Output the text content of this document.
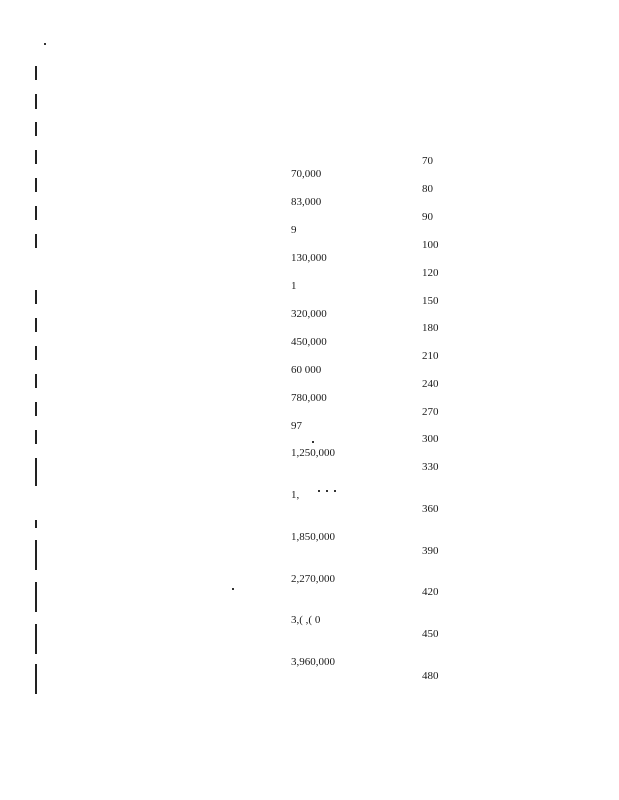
70,000
83,000
9
130,000
1
320,000
450,000
60 000
780,000
97
1,250,000
1,
1,850,000
2,270,000
3,( ,( 0
3,960,000
70
80
90
100
120
150
180
210
240
270
300
330
360
390
420
450
480
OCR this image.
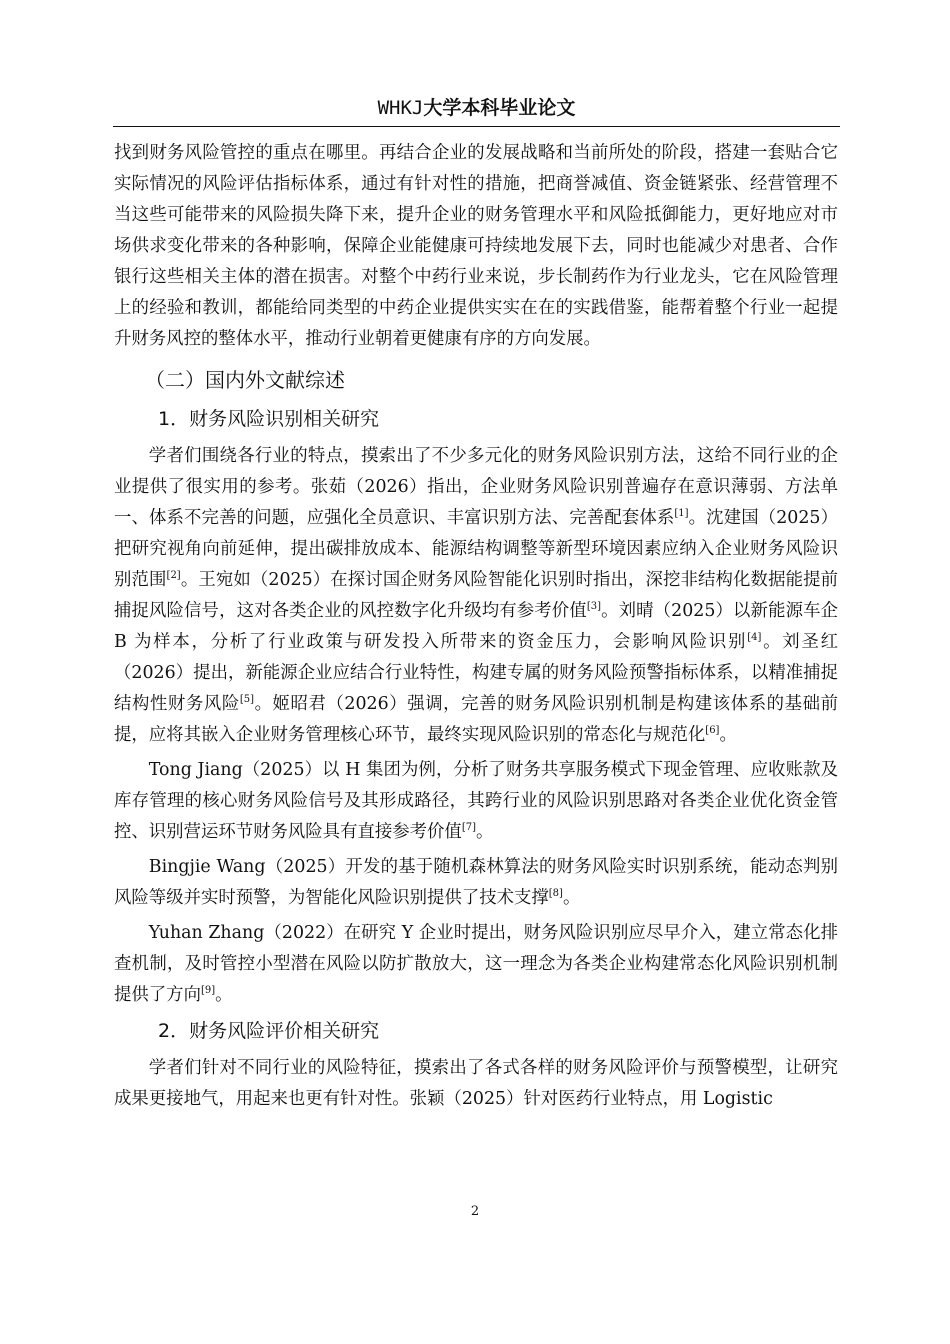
WHKJ大学本科毕业论文

找到财务风险管控的重点在哪里。再结合企业的发展战略和当前所处的阶段，搭建一套贴合它实际情况的风险评估指标体系，通过有针对性的措施，把商誉减值、资金链紧张、经营管理不当这些可能带来的风险损失降下来，提升企业的财务管理水平和风险抵御能力，更好地应对市场供求变化带来的各种影响，保障企业能健康可持续地发展下去，同时也能减少对患者、合作银行这些相关主体的潜在损害。对整个中药行业来说，步长制药作为行业龙头，它在风险管理上的经验和教训，都能给同类型的中药企业提供实实在在的实践借鉴，能帮着整个行业一起提升财务风控的整体水平，推动行业朝着更健康有序的方向发展。

（二）国内外文献综述
1．财务风险识别相关研究

学者们围绕各行业的特点，摸索出了不少多元化的财务风险识别方法，这给不同行业的企业提供了很实用的参考。张茹（2026）指出，企业财务风险识别普遍存在意识薄弱、方法单一、体系不完善的问题，应强化全员意识、丰富识别方法、完善配套体系[1]。沈建国（2025）把研究视角向前延伸，提出碳排放成本、能源结构调整等新型环境因素应纳入企业财务风险识别范围[2]。王宛如（2025）在探讨国企财务风险智能化识别时指出，深挖非结构化数据能提前捕捉风险信号，这对各类企业的风控数字化升级均有参考价值[3]。刘晴（2025）以新能源车企 B 为样本，分析了行业政策与研发投入所带来的资金压力，会影响风险识别[4]。刘圣红（2026）提出，新能源企业应结合行业特性，构建专属的财务风险预警指标体系，以精准捕捉结构性财务风险[5]。姬昭君（2026）强调，完善的财务风险识别机制是构建该体系的基础前提，应将其嵌入企业财务管理核心环节，最终实现风险识别的常态化与规范化[6]。

Tong Jiang（2025）以 H 集团为例，分析了财务共享服务模式下现金管理、应收账款及库存管理的核心财务风险信号及其形成路径，其跨行业的风险识别思路对各类企业优化资金管控、识别营运环节财务风险具有直接参考价值[7]。

Bingjie Wang（2025）开发的基于随机森林算法的财务风险实时识别系统，能动态判别风险等级并实时预警，为智能化风险识别提供了技术支撑[8]。

Yuhan Zhang（2022）在研究 Y 企业时提出，财务风险识别应尽早介入，建立常态化排查机制，及时管控小型潜在风险以防扩散放大，这一理念为各类企业构建常态化风险识别机制提供了方向[9]。

2．财务风险评价相关研究

学者们针对不同行业的风险特征，摸索出了各式各样的财务风险评价与预警模型，让研究成果更接地气，用起来也更有针对性。张颖（2025）针对医药行业特点，用 Logistic

2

• _What is asked_: Pictures are excluded; copy all other data exactly as shown.

• _Output for this exercise_:
Output the text content of this document.
70,000
83,000
9
130,000
1
320,000
450,000
60 000
780,000
97
1,250,000
1,
1,850,000
2,270,000
3,( ,( 0
3,960,000
70
80
90
100
120
150
180
210
240
270
300
330
360
390
420
450
480
OCR this image.
WHKJ大学本科毕业论文

找到财务风险管控的重点在哪里。再结合企业的发展战略和当前所处的阶段，搭建一套贴合它实际情况的风险评估指标体系，通过有针对性的措施，把商誉减值、资金链紧张、经营管理不当这些可能带来的风险损失降下来，提升企业的财务管理水平和风险抵御能力，更好地应对市场供求变化带来的各种影响，保障企业能健康可持续地发展下去，同时也能减少对患者、合作银行这些相关主体的潜在损害。对整个中药行业来说，步长制药作为行业龙头，它在风险管理上的经验和教训，都能给同类型的中药企业提供实实在在的实践借鉴，能帮着整个行业一起提升财务风控的整体水平，推动行业朝着更健康有序的方向发展。

（二）国内外文献综述
1．财务风险识别相关研究

学者们围绕各行业的特点，摸索出了不少多元化的财务风险识别方法，这给不同行业的企业提供了很实用的参考。张茹（2026）指出，企业财务风险识别普遍存在意识薄弱、方法单一、体系不完善的问题，应强化全员意识、丰富识别方法、完善配套体系[1]。沈建国（2025）把研究视角向前延伸，提出碳排放成本、能源结构调整等新型环境因素应纳入企业财务风险识别范围[2]。王宛如（2025）在探讨国企财务风险智能化识别时指出，深挖非结构化数据能提前捕捉风险信号，这对各类企业的风控数字化升级均有参考价值[3]。刘晴（2025）以新能源车企 B 为样本，分析了行业政策与研发投入所带来的资金压力，会影响风险识别[4]。刘圣红（2026）提出，新能源企业应结合行业特性，构建专属的财务风险预警指标体系，以精准捕捉结构性财务风险[5]。姬昭君（2026）强调，完善的财务风险识别机制是构建该体系的基础前提，应将其嵌入企业财务管理核心环节，最终实现风险识别的常态化与规范化[6]。

Tong Jiang（2025）以 H 集团为例，分析了财务共享服务模式下现金管理、应收账款及库存管理的核心财务风险信号及其形成路径，其跨行业的风险识别思路对各类企业优化资金管控、识别营运环节财务风险具有直接参考价值[7]。

Bingjie Wang（2025）开发的基于随机森林算法的财务风险实时识别系统，能动态判别风险等级并实时预警，为智能化风险识别提供了技术支撑[8]。

Yuhan Zhang（2022）在研究 Y 企业时提出，财务风险识别应尽早介入，建立常态化排查机制，及时管控小型潜在风险以防扩散放大，这一理念为各类企业构建常态化风险识别机制提供了方向[9]。

2．财务风险评价相关研究

学者们针对不同行业的风险特征，摸索出了各式各样的财务风险评价与预警模型，让研究成果更接地气，用起来也更有针对性。张颖（2025）针对医药行业特点，用 Logistic

2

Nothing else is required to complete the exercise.